Exercise
Rewrite the data from the line with "year-total-cell: 1151.49 [878,153,936,174]" to the line with "mom-data-bar [655,651,740,673]", swapping "table-row" for "data-row" and leaving everything else in those lines unchanged.

Labeled box records:
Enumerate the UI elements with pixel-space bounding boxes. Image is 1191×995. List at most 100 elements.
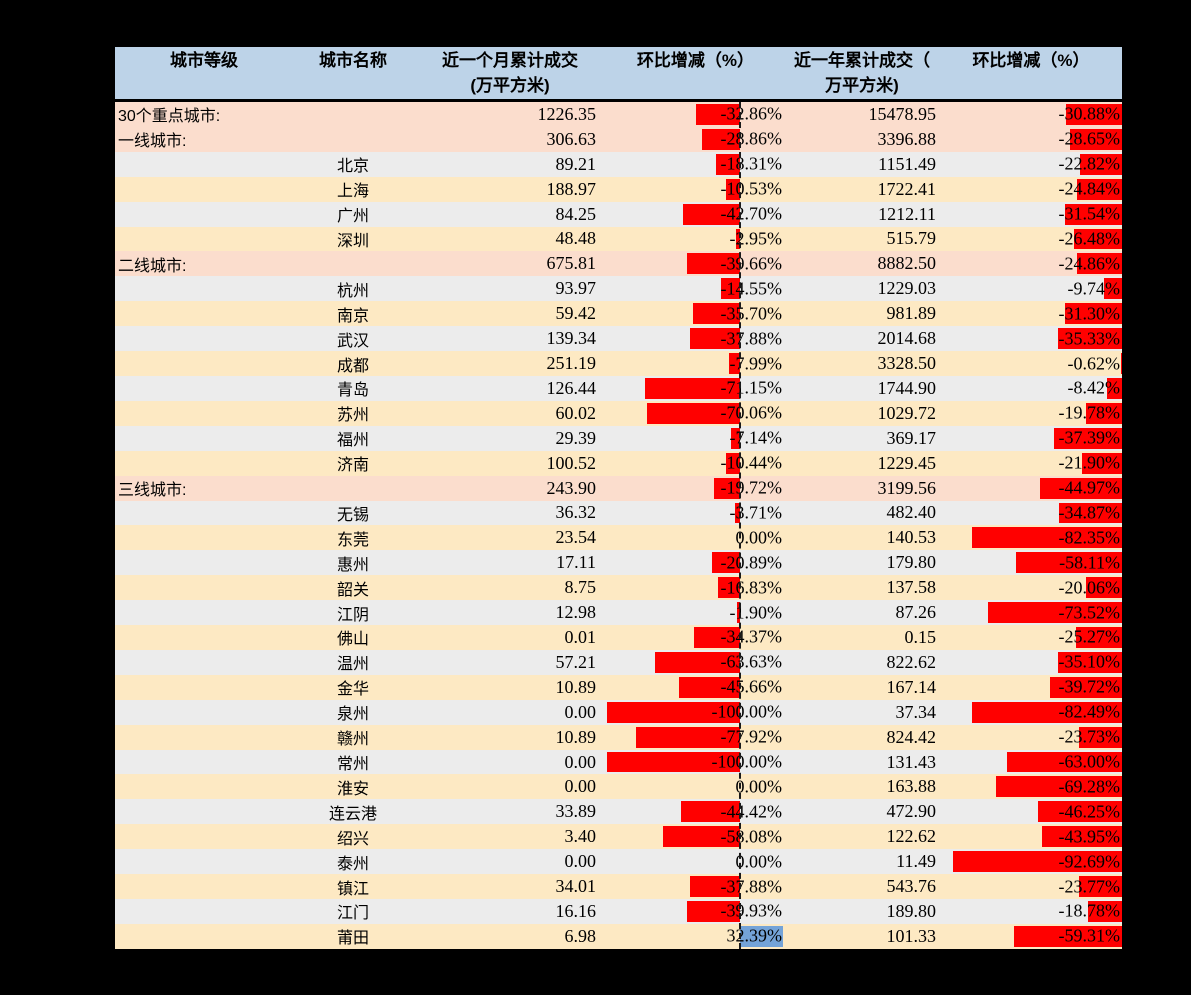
year-total-cell: 1151.49 [878,153,936,174]
table-row: 北京 89.21 -18.31% 1151.49 -22.82% [115,151,1122,177]
yoy-data-bar [1058,502,1122,524]
yoy-change-cell: -24.84% [940,177,1122,202]
header-city-name-label: 城市名称 [319,51,387,70]
mom-change-value: -2.95% [729,228,783,249]
mom-data-bar [655,651,740,673]
year-total-cell: 122.62 [886,826,937,847]
table-row: 广州 84.25 -42.70% 1212.11 -31.54% [115,201,1122,227]
mom-data-bar [701,128,740,150]
month-total-cell: 0.00 [564,851,597,872]
month-total-cell: 251.19 [546,353,597,374]
tier-cell: 二线城市: [118,257,187,275]
city-cell: 镇江 [336,880,369,898]
yoy-data-bar [1040,477,1122,499]
year-total-cell: 137.58 [886,577,937,598]
table-row: 上海 188.97 -10.53% 1722.41 -24.84% [115,176,1122,202]
table-row: 成都 251.19 -7.99% 3328.50 -0.62% [115,351,1122,376]
header-month-total-line1: 近一个月累计成交 [442,51,578,70]
mom-change-value: -39.66% [720,253,783,274]
mom-change-value: 32.39% [726,925,783,946]
mom-data-bar [689,876,740,897]
yoy-data-bar [1057,328,1122,350]
yoy-data-bar [1037,801,1122,823]
header-month-total: 近一个月累计成交 (万平方米) [413,47,607,99]
yoy-change-value: -20.06% [1058,577,1121,598]
city-cell: 金华 [336,681,369,699]
year-total-cell: 87.26 [895,602,937,623]
yoy-data-bar [1016,552,1122,574]
yoy-change-cell: -26.48% [940,227,1122,252]
year-total-cell: 140.53 [886,527,937,548]
month-total-cell: 36.32 [555,502,597,523]
month-total-cell: 29.39 [555,427,597,448]
table-row: 福州 29.39 -7.14% 369.17 -37.39% [115,425,1122,451]
mom-change-value: -16.83% [720,577,783,598]
city-cell: 杭州 [336,282,369,300]
month-total-cell: 57.21 [555,651,597,672]
table-row: 镇江 34.01 -37.88% 543.76 -23.77% [115,874,1122,899]
yoy-data-bar [1078,726,1122,748]
mom-change-value: -3.71% [729,502,783,523]
yoy-change-value: -46.25% [1058,801,1121,822]
mom-change-cell: -100.00% [607,750,784,775]
yoy-data-bar [1076,253,1122,275]
city-cell: 惠州 [336,556,369,574]
yoy-change-value: -34.87% [1058,502,1121,523]
table-row: 杭州 93.97 -14.55% 1229.03 -9.74% [115,276,1122,302]
month-total-cell: 188.97 [546,178,597,199]
year-total-cell: 101.33 [886,925,937,946]
mom-change-cell: -10.53% [607,177,784,202]
table-row: 青岛 126.44 -71.15% 1744.90 -8.42% [115,375,1122,401]
mom-change-value: -10.53% [720,178,783,199]
header-year-total-line2: 万平方米) [825,76,899,95]
yoy-change-value: -63.00% [1058,751,1121,772]
mom-change-cell: 0.00% [607,774,784,799]
yoy-change-value: -25.27% [1058,626,1121,647]
month-total-cell: 3.40 [564,826,597,847]
mom-change-value: -34.37% [720,626,783,647]
mom-change-cell: -100.00% [607,700,784,725]
mom-change-value: -63.63% [720,651,783,672]
table-row: 苏州 60.02 -70.06% 1029.72 -19.78% [115,400,1122,426]
month-total-cell: 6.98 [564,925,597,946]
yoy-change-value: -43.95% [1058,826,1121,847]
yoy-change-value: -18.78% [1058,900,1121,921]
yoy-change-cell: -35.33% [940,326,1122,351]
yoy-data-bar [1007,751,1122,773]
mom-change-value: -58.08% [720,826,783,847]
mom-change-cell: -28.86% [607,127,784,152]
tier-cell: 一线城市: [118,133,187,151]
city-cell: 赣州 [336,731,369,749]
table-row: 30个重点城市: 1226.35 -32.86% 15478.95 -30.88% [115,102,1122,127]
yoy-data-bar [1073,228,1122,250]
mom-change-value: -20.89% [720,552,783,573]
yoy-data-bar [1106,377,1122,399]
yoy-data-bar [972,527,1122,549]
mom-change-cell: -70.06% [607,401,784,426]
year-total-cell: 369.17 [886,427,937,448]
mom-change-cell: -39.66% [607,251,784,276]
table-row: 惠州 17.11 -20.89% 179.80 -58.11% [115,550,1122,576]
yoy-change-cell: -92.69% [940,849,1122,874]
yoy-data-bar [1049,676,1122,698]
year-total-cell: 822.62 [886,651,937,672]
mom-change-cell: -16.83% [607,575,784,600]
mom-data-bar [680,801,740,823]
yoy-data-bar [1078,876,1122,897]
yoy-change-cell: -31.30% [940,301,1122,326]
header-city-tier-label: 城市等级 [170,51,238,70]
header-city-name: 城市名称 [293,47,413,99]
month-total-cell: 10.89 [555,726,597,747]
year-total-cell: 1722.41 [877,178,937,199]
mom-change-cell: 32.39% [607,924,784,949]
month-total-cell: 139.34 [546,328,597,349]
year-total-cell: 179.80 [886,552,937,573]
yoy-data-bar [1120,353,1122,374]
yoy-data-bar [1065,303,1122,325]
yoy-change-cell: -30.88% [940,102,1122,127]
mom-change-value: -45.66% [720,676,783,697]
month-total-cell: 93.97 [555,278,597,299]
mom-change-cell: -37.88% [607,874,784,899]
table-row: 武汉 139.34 -37.88% 2014.68 -35.33% [115,326,1122,352]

Response to this exercise
year-total-cell: 1151.49 [878,153,936,174]
data-row: 北京 89.21 -18.31% 1151.49 -22.82% [115,151,1122,177]
yoy-data-bar [1058,502,1122,524]
yoy-change-cell: -24.84% [940,177,1122,202]
header-city-name-label: 城市名称 [319,51,387,70]
mom-change-value: -2.95% [729,228,783,249]
mom-data-bar [655,651,740,673]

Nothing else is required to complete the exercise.